[Start of Records supplied]
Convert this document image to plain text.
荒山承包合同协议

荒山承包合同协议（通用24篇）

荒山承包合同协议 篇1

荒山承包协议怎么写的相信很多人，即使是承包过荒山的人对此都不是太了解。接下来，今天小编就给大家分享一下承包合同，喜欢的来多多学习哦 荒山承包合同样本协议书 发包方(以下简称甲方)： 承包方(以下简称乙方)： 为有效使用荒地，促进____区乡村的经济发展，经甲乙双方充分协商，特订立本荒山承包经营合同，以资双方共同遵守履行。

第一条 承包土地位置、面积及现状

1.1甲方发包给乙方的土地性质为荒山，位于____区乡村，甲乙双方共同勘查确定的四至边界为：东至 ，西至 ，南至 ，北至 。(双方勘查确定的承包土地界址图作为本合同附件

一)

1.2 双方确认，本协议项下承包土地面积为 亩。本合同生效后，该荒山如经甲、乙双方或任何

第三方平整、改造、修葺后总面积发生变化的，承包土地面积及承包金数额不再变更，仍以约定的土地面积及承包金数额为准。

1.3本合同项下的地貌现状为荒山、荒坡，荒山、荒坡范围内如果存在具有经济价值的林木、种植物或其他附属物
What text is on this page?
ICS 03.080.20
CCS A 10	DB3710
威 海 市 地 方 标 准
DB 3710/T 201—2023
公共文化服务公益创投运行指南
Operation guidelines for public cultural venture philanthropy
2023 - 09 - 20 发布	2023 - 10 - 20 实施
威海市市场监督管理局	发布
[End of Records supplied]
* [Task prompt] From the entries above, copy out every line where the string "荒山承包合同协议" appears.

* [Result for this task]
荒山承包合同协议
荒山承包合同协议（通用24篇）
荒山承包合同协议 篇1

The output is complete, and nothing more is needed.